## STATED PROBLEM
Starting with the line that contains "Extract the structured", copy every line through the end of the data below, exactly and with nothing added.

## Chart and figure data
[BEGIN]
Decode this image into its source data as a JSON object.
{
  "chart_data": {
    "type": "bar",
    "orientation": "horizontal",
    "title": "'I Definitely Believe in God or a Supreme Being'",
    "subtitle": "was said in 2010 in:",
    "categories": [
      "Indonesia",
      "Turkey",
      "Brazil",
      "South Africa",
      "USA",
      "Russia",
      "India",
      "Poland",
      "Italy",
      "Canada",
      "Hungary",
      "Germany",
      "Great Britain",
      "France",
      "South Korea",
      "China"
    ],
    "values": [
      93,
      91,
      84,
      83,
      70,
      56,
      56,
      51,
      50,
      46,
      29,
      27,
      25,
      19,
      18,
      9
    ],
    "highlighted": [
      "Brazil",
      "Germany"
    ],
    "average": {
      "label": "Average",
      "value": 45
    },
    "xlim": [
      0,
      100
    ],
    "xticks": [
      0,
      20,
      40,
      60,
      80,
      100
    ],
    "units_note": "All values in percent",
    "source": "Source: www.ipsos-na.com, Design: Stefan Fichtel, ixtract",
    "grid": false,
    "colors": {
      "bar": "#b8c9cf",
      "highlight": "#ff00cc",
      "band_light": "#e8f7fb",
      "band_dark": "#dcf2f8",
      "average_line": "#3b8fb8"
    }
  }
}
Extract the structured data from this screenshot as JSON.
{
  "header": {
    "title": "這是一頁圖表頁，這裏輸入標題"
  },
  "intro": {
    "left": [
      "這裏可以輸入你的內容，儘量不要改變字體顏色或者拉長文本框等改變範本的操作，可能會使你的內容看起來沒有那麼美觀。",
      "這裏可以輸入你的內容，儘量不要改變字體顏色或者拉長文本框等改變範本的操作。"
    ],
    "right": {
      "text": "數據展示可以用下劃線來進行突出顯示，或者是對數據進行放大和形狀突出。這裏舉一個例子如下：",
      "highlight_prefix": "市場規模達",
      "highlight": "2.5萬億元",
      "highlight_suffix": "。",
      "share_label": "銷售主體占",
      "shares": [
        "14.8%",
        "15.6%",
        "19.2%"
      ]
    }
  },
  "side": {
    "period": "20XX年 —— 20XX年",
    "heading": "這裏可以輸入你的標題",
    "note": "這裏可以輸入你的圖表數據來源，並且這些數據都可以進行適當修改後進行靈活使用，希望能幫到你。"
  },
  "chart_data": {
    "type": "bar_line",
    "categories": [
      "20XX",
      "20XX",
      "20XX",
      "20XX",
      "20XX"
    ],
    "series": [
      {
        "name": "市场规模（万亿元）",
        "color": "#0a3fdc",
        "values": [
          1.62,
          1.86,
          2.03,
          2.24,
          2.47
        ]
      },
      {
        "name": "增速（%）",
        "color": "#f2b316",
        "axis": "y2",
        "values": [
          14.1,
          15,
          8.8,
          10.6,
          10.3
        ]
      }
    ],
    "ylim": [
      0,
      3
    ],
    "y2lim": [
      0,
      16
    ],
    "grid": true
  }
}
[END]
## EXPECTED ANSWER
Extract the structured data from this screenshot as JSON.
{
  "header": {
    "title": "這是一頁圖表頁，這裏輸入標題"
  },
  "intro": {
    "left": [
      "這裏可以輸入你的內容，儘量不要改變字體顏色或者拉長文本框等改變範本的操作，可能會使你的內容看起來沒有那麼美觀。",
      "這裏可以輸入你的內容，儘量不要改變字體顏色或者拉長文本框等改變範本的操作。"
    ],
    "right": {
      "text": "數據展示可以用下劃線來進行突出顯示，或者是對數據進行放大和形狀突出。這裏舉一個例子如下：",
      "highlight_prefix": "市場規模達",
      "highlight": "2.5萬億元",
      "highlight_suffix": "。",
      "share_label": "銷售主體占",
      "shares": [
        "14.8%",
        "15.6%",
        "19.2%"
      ]
    }
  },
  "side": {
    "period": "20XX年 —— 20XX年",
    "heading": "這裏可以輸入你的標題",
    "note": "這裏可以輸入你的圖表數據來源，並且這些數據都可以進行適當修改後進行靈活使用，希望能幫到你。"
  },
  "chart_data": {
    "type": "bar_line",
    "categories": [
      "20XX",
      "20XX",
      "20XX",
      "20XX",
      "20XX"
    ],
    "series": [
      {
        "name": "市场规模（万亿元）",
        "color": "#0a3fdc",
        "values": [
          1.62,
          1.86,
          2.03,
          2.24,
          2.47
        ]
      },
      {
        "name": "增速（%）",
        "color": "#f2b316",
        "axis": "y2",
        "values": [
          14.1,
          15,
          8.8,
          10.6,
          10.3
        ]
      }
    ],
    "ylim": [
      0,
      3
    ],
    "y2lim": [
      0,
      16
    ],
    "grid": true
  }
}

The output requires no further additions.